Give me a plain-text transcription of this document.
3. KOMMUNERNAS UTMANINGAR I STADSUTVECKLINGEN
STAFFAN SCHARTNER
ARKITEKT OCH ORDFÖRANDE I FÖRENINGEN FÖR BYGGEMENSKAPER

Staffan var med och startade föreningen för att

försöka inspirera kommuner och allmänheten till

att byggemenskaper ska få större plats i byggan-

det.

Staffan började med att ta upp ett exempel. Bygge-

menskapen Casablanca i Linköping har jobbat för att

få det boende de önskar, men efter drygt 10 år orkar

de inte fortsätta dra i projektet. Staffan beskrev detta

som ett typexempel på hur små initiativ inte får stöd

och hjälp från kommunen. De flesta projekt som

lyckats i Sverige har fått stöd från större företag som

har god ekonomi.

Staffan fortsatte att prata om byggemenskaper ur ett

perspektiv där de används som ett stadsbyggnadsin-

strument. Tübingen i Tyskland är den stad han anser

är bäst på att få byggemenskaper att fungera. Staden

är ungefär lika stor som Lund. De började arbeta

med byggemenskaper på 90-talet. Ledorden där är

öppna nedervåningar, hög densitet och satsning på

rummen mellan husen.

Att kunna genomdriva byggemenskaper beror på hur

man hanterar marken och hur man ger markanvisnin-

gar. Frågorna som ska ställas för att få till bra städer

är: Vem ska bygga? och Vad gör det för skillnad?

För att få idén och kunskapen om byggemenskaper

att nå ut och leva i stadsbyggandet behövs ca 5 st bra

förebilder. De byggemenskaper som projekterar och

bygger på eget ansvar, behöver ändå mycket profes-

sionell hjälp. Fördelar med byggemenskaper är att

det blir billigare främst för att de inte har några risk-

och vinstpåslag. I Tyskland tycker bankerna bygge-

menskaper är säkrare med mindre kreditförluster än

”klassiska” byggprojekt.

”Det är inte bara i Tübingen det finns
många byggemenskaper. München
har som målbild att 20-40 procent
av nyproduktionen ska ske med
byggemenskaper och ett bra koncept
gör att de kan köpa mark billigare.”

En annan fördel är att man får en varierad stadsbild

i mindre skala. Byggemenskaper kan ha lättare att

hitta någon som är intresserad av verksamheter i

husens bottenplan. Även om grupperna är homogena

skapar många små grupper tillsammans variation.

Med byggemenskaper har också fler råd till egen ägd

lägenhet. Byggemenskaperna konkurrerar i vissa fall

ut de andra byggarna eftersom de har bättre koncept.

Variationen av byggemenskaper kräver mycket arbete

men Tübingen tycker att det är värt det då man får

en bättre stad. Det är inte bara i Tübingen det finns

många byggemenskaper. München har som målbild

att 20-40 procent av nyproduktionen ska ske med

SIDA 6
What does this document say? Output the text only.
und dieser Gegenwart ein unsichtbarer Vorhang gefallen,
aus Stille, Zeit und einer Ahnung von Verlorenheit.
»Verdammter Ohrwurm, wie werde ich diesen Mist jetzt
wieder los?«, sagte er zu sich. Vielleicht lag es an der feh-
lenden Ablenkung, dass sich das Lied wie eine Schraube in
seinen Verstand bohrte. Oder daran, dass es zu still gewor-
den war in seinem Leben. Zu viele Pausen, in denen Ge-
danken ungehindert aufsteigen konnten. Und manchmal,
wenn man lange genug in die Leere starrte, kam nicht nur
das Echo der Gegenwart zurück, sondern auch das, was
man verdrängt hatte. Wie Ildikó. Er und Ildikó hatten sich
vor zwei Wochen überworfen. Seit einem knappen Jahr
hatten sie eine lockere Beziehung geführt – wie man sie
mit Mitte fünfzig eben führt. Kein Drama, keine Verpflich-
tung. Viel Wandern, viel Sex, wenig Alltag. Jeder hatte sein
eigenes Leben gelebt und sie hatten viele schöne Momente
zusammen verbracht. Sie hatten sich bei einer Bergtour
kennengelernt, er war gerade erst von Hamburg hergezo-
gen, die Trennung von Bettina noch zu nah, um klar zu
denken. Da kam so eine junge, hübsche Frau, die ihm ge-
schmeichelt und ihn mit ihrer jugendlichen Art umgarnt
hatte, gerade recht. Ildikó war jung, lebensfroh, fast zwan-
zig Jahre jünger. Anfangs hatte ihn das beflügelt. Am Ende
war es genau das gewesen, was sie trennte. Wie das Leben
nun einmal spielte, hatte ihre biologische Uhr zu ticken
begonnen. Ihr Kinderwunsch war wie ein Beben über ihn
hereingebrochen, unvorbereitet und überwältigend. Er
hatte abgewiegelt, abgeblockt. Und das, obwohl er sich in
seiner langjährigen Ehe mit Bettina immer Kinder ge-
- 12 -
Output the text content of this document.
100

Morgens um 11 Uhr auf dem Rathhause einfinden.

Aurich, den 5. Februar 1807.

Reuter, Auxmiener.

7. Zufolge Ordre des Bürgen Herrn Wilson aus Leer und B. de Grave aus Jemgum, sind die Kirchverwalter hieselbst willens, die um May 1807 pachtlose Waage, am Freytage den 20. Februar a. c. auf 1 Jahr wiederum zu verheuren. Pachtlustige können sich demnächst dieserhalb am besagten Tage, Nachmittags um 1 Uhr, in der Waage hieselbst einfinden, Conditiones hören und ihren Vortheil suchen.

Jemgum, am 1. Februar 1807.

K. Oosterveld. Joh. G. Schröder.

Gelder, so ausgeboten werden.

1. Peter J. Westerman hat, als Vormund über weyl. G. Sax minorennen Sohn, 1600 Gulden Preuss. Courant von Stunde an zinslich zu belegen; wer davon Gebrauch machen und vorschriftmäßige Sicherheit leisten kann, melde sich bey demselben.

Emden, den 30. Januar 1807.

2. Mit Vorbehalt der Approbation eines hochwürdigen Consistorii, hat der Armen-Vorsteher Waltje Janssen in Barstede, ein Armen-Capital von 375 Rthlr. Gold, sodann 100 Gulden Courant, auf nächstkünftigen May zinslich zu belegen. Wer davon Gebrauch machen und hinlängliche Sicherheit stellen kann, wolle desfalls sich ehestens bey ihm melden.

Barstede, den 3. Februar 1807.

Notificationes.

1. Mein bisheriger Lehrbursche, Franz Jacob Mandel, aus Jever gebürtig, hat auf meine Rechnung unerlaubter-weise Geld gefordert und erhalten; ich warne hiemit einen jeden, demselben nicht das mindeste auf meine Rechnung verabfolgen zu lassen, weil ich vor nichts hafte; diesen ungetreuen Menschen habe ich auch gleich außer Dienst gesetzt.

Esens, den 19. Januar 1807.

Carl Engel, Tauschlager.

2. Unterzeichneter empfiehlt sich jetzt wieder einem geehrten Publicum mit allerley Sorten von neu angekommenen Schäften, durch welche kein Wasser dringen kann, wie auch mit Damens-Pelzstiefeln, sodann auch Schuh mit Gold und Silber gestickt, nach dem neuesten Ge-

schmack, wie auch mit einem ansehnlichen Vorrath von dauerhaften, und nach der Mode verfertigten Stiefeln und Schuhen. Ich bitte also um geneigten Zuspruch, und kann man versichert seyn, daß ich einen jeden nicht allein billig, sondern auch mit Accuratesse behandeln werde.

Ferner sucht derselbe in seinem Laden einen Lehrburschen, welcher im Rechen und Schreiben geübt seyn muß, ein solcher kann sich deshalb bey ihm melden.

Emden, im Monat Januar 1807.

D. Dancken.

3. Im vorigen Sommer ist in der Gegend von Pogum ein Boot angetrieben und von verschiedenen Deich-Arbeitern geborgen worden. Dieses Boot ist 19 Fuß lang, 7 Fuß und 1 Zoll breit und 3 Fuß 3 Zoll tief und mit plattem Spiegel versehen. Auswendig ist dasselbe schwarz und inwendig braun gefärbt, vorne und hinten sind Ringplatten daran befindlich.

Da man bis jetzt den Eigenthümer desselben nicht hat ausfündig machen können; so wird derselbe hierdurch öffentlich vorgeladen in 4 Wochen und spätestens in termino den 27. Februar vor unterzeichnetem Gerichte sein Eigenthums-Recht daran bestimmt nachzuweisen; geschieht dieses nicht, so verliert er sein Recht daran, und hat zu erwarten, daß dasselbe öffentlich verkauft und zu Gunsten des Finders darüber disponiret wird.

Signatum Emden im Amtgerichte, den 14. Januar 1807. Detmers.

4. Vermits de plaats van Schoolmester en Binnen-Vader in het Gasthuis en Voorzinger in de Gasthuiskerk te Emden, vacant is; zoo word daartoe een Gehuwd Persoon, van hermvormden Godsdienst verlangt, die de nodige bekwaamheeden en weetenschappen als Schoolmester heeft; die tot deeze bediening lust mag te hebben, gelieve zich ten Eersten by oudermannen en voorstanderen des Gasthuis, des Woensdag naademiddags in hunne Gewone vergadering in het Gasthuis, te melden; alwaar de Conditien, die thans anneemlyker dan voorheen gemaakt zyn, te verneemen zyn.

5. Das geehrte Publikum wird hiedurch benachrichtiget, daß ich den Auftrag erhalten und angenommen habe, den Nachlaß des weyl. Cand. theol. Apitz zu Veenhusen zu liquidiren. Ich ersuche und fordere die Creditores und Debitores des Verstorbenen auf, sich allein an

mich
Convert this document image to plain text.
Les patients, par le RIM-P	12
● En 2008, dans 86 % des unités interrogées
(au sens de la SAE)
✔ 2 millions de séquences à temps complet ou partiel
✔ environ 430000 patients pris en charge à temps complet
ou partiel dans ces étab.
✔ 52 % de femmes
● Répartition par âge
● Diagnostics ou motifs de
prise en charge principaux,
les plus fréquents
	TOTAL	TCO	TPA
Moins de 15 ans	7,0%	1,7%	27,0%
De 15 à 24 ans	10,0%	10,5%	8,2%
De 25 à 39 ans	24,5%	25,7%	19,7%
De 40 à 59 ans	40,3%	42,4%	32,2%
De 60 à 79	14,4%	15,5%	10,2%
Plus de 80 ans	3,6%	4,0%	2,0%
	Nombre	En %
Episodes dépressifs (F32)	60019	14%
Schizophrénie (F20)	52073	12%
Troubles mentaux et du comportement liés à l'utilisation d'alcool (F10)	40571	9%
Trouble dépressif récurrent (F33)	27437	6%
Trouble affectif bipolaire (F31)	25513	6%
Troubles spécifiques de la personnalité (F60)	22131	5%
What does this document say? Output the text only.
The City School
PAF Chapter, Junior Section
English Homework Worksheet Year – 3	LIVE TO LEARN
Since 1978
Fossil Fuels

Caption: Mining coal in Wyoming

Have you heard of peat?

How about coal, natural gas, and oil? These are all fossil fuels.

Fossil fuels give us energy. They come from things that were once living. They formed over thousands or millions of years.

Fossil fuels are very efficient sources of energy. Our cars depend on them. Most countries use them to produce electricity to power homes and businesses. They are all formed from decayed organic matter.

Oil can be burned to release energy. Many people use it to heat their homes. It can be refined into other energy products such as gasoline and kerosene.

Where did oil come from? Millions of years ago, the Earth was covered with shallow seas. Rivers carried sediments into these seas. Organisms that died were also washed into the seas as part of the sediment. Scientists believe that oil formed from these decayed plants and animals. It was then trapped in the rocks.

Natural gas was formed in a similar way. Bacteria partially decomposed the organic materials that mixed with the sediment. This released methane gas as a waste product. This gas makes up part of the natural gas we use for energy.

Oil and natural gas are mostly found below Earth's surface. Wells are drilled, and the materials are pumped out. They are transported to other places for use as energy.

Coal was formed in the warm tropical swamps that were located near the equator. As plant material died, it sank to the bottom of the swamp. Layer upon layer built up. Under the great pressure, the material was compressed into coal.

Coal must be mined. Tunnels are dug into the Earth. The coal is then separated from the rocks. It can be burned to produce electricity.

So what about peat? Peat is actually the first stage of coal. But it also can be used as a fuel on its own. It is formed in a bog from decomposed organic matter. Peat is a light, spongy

+===+

ACTIVITY
Wherever a line in the data above holds the word "gerade", copy that line.

RESPONSE
kennengelernt, er war gerade erst von Hamburg hergezo-
hatte, gerade recht. Ildikó war jung, lebensfroh, fast zwan-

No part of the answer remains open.